## Recorded information

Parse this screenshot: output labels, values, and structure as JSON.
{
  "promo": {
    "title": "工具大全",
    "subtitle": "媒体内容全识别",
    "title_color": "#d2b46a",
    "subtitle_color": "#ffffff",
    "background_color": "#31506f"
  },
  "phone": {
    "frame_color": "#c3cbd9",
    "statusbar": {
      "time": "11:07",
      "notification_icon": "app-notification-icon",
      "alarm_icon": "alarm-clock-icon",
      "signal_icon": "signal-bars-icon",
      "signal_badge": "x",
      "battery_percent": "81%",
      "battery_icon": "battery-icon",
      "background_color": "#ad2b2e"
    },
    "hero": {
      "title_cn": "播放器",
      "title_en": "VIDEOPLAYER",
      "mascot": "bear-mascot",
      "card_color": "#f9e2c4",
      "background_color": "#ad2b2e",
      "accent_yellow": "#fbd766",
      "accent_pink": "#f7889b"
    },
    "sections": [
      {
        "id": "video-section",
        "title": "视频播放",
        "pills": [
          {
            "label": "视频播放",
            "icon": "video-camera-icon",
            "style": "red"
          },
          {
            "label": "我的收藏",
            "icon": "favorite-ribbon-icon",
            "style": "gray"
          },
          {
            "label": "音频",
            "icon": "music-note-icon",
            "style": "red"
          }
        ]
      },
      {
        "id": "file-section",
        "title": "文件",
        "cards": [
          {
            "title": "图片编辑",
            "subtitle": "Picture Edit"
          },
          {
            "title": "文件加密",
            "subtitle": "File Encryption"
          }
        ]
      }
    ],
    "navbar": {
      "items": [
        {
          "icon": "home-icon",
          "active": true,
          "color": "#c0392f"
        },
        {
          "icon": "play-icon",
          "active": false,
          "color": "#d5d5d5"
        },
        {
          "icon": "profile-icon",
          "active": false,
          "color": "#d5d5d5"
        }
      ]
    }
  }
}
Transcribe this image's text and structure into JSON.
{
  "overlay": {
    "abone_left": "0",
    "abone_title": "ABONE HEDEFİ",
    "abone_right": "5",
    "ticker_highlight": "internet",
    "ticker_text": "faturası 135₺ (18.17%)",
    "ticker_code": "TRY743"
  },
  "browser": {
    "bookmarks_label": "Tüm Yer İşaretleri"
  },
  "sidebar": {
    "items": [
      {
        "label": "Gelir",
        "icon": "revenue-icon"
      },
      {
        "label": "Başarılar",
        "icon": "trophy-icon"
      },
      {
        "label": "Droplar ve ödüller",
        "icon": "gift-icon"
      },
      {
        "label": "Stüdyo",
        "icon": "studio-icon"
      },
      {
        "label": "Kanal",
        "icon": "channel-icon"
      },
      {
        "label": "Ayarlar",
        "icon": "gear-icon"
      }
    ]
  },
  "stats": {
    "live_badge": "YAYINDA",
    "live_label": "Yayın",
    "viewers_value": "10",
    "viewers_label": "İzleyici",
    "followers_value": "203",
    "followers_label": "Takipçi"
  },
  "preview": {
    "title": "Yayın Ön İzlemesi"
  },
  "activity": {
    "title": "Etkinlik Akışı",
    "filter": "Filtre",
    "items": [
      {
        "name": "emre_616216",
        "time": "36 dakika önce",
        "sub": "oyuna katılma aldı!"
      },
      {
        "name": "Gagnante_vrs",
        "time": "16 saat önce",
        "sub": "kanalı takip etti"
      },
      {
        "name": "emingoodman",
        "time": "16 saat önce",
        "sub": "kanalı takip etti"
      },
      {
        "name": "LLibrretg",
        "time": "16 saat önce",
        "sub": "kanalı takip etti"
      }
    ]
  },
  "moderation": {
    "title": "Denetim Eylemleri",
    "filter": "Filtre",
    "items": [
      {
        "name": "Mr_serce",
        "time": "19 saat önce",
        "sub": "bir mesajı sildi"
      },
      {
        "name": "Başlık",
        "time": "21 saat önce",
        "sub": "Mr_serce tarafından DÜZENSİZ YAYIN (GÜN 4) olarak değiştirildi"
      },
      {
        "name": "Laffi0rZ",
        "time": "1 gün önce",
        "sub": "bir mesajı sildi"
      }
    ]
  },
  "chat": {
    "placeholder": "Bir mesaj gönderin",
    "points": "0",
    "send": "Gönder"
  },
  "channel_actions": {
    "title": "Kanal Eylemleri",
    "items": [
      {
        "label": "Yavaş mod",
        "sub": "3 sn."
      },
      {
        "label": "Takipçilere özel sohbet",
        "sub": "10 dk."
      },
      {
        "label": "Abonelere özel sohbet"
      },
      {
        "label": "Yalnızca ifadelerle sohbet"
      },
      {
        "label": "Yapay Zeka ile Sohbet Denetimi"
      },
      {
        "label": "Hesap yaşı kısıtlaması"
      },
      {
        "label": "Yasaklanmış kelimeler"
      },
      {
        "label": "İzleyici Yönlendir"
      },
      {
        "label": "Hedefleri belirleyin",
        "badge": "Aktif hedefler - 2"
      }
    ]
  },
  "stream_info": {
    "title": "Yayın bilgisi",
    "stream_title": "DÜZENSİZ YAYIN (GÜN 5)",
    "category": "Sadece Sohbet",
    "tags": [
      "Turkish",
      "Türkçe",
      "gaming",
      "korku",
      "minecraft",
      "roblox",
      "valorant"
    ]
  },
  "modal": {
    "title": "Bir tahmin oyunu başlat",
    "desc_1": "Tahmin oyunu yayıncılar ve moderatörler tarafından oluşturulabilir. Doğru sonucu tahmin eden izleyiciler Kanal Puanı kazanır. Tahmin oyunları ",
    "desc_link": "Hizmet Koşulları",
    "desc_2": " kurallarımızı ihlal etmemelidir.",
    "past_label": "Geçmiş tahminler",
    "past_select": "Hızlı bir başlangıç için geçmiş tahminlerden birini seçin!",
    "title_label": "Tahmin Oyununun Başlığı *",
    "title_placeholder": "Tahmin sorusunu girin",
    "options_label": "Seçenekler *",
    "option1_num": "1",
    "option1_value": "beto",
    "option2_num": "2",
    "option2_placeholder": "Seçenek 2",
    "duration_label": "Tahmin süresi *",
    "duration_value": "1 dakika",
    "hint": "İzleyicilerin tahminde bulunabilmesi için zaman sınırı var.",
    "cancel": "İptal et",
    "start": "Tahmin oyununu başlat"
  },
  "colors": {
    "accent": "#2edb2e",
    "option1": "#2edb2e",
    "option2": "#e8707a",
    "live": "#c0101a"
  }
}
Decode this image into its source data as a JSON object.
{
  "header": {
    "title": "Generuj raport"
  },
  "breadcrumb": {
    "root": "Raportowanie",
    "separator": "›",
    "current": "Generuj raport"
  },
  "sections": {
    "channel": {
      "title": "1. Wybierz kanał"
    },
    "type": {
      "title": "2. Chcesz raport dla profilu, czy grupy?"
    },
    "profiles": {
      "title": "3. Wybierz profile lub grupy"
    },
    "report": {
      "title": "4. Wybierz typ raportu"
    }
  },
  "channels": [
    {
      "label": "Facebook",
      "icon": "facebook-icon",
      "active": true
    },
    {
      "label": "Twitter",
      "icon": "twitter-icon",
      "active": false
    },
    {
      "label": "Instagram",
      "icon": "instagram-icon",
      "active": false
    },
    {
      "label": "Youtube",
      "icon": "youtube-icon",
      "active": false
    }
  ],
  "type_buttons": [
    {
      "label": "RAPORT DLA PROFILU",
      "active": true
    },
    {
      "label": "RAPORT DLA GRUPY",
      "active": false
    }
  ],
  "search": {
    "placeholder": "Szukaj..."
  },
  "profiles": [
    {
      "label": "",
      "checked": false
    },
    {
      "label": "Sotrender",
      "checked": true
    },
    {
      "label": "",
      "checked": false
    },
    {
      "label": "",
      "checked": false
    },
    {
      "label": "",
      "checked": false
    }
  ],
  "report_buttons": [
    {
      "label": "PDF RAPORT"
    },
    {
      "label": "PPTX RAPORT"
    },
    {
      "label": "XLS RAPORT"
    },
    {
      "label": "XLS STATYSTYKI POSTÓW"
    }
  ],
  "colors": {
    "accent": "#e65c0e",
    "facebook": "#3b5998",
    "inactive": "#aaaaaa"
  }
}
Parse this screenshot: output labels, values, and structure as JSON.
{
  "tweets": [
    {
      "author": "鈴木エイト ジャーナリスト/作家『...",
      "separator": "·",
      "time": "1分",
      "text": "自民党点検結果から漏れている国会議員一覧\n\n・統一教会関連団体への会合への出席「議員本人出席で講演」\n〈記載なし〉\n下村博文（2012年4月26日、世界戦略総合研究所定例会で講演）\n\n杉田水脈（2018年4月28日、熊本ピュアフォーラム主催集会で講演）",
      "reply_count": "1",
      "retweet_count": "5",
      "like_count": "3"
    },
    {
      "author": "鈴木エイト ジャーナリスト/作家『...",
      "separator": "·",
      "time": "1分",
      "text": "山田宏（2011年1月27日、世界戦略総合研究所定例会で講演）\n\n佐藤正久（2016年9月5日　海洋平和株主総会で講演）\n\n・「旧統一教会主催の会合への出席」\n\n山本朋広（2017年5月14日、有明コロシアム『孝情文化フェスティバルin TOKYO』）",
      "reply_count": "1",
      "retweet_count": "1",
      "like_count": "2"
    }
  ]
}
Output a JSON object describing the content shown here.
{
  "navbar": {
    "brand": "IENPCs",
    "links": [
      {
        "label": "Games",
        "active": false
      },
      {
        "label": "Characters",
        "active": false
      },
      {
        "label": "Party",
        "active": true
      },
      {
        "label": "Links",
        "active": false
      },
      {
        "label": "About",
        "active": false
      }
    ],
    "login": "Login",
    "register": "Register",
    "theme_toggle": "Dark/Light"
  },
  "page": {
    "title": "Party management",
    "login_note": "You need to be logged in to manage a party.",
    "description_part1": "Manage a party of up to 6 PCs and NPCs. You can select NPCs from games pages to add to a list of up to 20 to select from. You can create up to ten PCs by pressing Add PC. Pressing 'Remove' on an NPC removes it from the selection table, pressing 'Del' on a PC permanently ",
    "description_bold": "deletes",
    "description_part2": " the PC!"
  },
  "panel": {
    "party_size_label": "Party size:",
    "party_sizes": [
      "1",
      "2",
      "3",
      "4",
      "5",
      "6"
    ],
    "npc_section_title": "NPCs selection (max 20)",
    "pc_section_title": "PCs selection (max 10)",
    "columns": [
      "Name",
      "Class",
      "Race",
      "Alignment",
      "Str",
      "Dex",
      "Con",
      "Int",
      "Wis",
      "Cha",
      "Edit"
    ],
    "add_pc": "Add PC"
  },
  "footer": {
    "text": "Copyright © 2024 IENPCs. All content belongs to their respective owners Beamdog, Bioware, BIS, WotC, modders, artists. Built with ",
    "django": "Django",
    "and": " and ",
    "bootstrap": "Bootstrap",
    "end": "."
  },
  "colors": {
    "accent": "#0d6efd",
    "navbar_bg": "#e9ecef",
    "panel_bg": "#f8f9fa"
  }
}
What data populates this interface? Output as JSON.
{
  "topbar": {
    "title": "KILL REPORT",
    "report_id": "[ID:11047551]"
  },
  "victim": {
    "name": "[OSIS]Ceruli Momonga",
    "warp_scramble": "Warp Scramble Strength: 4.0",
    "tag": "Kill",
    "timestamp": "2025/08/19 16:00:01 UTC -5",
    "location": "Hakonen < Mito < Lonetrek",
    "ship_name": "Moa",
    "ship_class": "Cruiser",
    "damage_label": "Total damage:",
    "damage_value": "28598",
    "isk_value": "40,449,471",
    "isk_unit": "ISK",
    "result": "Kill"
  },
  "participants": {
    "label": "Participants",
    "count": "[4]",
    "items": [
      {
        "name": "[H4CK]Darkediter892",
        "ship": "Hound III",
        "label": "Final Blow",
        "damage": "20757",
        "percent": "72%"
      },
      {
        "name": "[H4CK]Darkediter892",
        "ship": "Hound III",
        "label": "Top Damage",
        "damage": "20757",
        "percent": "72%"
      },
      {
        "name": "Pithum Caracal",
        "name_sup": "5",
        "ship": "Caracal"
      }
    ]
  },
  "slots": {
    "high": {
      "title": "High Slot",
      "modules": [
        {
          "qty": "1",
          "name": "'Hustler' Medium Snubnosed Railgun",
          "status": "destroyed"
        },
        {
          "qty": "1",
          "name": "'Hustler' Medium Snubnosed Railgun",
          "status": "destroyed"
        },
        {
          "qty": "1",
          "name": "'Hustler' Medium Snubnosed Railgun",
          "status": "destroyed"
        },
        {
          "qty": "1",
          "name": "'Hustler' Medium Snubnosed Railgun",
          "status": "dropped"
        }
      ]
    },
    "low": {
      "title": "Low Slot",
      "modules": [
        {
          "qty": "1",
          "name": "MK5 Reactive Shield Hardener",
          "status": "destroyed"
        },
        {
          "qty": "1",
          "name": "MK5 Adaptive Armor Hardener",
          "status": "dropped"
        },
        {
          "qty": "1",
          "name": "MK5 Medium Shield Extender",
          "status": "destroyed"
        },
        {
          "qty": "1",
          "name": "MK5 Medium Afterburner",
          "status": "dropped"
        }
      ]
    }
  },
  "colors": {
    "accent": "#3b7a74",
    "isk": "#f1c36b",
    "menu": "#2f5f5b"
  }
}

## Instructions for the task
Check each line of the entries above, and show every one holding the word "özel".

## Solution
        "label": "Takipçilere özel sohbet",
        "label": "Abonelere özel sohbet"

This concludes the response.